##### RECORDS

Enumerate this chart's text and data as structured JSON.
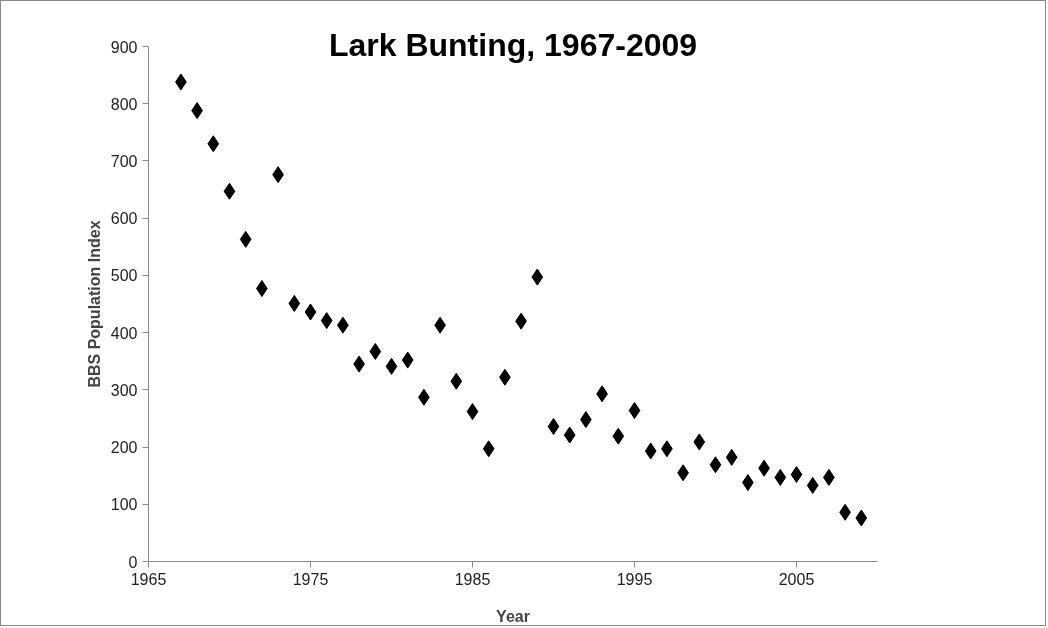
{
  "chart_data": {
    "type": "scatter",
    "title": "Lark Bunting, 1967-2009",
    "xlabel": "Year",
    "ylabel": "BBS Population Index",
    "x": [
      1967,
      1968,
      1969,
      1970,
      1971,
      1972,
      1973,
      1974,
      1975,
      1976,
      1977,
      1978,
      1979,
      1980,
      1981,
      1982,
      1983,
      1984,
      1985,
      1986,
      1987,
      1988,
      1989,
      1990,
      1991,
      1992,
      1993,
      1994,
      1995,
      1996,
      1997,
      1998,
      1999,
      2000,
      2001,
      2002,
      2003,
      2004,
      2005,
      2006,
      2007,
      2008,
      2009
    ],
    "series": [
      {
        "color": "#000000",
        "values": [
          838,
          788,
          730,
          647,
          563,
          477,
          676,
          451,
          436,
          421,
          413,
          345,
          367,
          341,
          352,
          287,
          413,
          315,
          262,
          197,
          322,
          420,
          497,
          236,
          221,
          248,
          293,
          219,
          264,
          193,
          197,
          155,
          209,
          169,
          182,
          138,
          163,
          147,
          152,
          133,
          147,
          86,
          76
        ]
      }
    ],
    "xlim": [
      1965,
      2010
    ],
    "xticks": [
      1965,
      1975,
      1985,
      1995,
      2005
    ],
    "ylim": [
      0,
      900
    ],
    "yticks": [
      0,
      100,
      200,
      300,
      400,
      500,
      600,
      700,
      800,
      900
    ],
    "grid": false,
    "marker": "diamond"
  }
}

##########

● EXERCISE TASK
Output the full set of records above without changing a word, and drop the images.

● FINISHED ANSWER
Enumerate this chart's text and data as structured JSON.
{
  "chart_data": {
    "type": "scatter",
    "title": "Lark Bunting, 1967-2009",
    "xlabel": "Year",
    "ylabel": "BBS Population Index",
    "x": [
      1967,
      1968,
      1969,
      1970,
      1971,
      1972,
      1973,
      1974,
      1975,
      1976,
      1977,
      1978,
      1979,
      1980,
      1981,
      1982,
      1983,
      1984,
      1985,
      1986,
      1987,
      1988,
      1989,
      1990,
      1991,
      1992,
      1993,
      1994,
      1995,
      1996,
      1997,
      1998,
      1999,
      2000,
      2001,
      2002,
      2003,
      2004,
      2005,
      2006,
      2007,
      2008,
      2009
    ],
    "series": [
      {
        "color": "#000000",
        "values": [
          838,
          788,
          730,
          647,
          563,
          477,
          676,
          451,
          436,
          421,
          413,
          345,
          367,
          341,
          352,
          287,
          413,
          315,
          262,
          197,
          322,
          420,
          497,
          236,
          221,
          248,
          293,
          219,
          264,
          193,
          197,
          155,
          209,
          169,
          182,
          138,
          163,
          147,
          152,
          133,
          147,
          86,
          76
        ]
      }
    ],
    "xlim": [
      1965,
      2010
    ],
    "xticks": [
      1965,
      1975,
      1985,
      1995,
      2005
    ],
    "ylim": [
      0,
      900
    ],
    "yticks": [
      0,
      100,
      200,
      300,
      400,
      500,
      600,
      700,
      800,
      900
    ],
    "grid": false,
    "marker": "diamond"
  }
}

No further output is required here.